Exercise prompt: Count each line in which the word "trên" appears. Reply with the total and nothing more.

Entries shown:
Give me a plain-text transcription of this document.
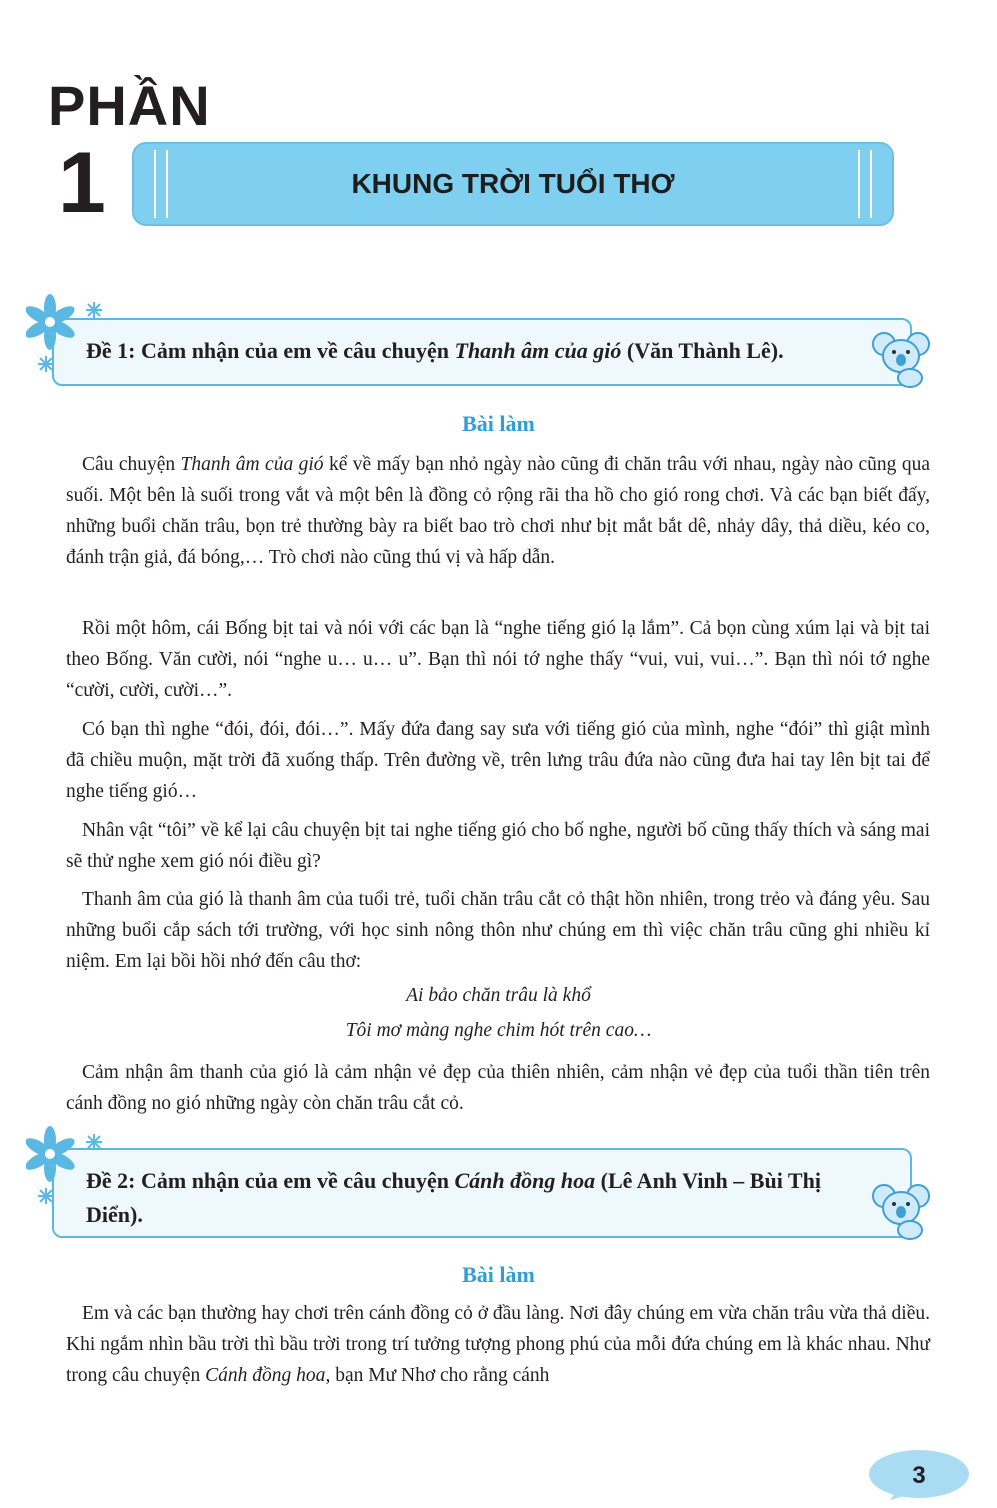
PHẦN
1	KHUNG TRỜI TUỔI THƠ
Đề 1: Cảm nhận của em về câu chuyện Thanh âm của gió (Văn Thành Lê).
Bài làm

Câu chuyện Thanh âm của gió kể về mấy bạn nhỏ ngày nào cũng đi chăn trâu với nhau, ngày nào cũng qua suối. Một bên là suối trong vắt và một bên là đồng cỏ rộng rãi tha hồ cho gió rong chơi. Và các bạn biết đấy, những buổi chăn trâu, bọn trẻ thường bày ra biết bao trò chơi như bịt mắt bắt dê, nhảy dây, thả diều, kéo co, đánh trận giả, đá bóng,… Trò chơi nào cũng thú vị và hấp dẫn.

Rồi một hôm, cái Bống bịt tai và nói với các bạn là “nghe tiếng gió lạ lắm”. Cả bọn cùng xúm lại và bịt tai theo Bống. Văn cười, nói “nghe u… u… u”. Bạn thì nói tớ nghe thấy “vui, vui, vui…”. Bạn thì nói tớ nghe “cười, cười, cười…”.

Có bạn thì nghe “đói, đói, đói…”. Mấy đứa đang say sưa với tiếng gió của mình, nghe “đói” thì giật mình đã chiều muộn, mặt trời đã xuống thấp. Trên đường về, trên lưng trâu đứa nào cũng đưa hai tay lên bịt tai để nghe tiếng gió…

Nhân vật “tôi” về kể lại câu chuyện bịt tai nghe tiếng gió cho bố nghe, người bố cũng thấy thích và sáng mai sẽ thử nghe xem gió nói điều gì?

Thanh âm của gió là thanh âm của tuổi trẻ, tuổi chăn trâu cắt cỏ thật hồn nhiên, trong trẻo và đáng yêu. Sau những buổi cắp sách tới trường, với học sinh nông thôn như chúng em thì việc chăn trâu cũng ghi nhiều kỉ niệm. Em lại bồi hồi nhớ đến câu thơ:

Ai bảo chăn trâu là khổ
Tôi mơ màng nghe chim hót trên cao…

Cảm nhận âm thanh của gió là cảm nhận vẻ đẹp của thiên nhiên, cảm nhận vẻ đẹp của tuổi thần tiên trên cánh đồng no gió những ngày còn chăn trâu cắt cỏ.

Đề 2: Cảm nhận của em về câu chuyện Cánh đồng hoa (Lê Anh Vinh – Bùi Thị Diển).
Bài làm

Em và các bạn thường hay chơi trên cánh đồng cỏ ở đầu làng. Nơi đây chúng em vừa chăn trâu vừa thả diều. Khi ngắm nhìn bầu trời thì bầu trời trong trí tưởng tượng phong phú của mỗi đứa chúng em là khác nhau. Như trong câu chuyện Cánh đồng hoa, bạn Mư Nhơ cho rằng cánh

3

Response to the task: 4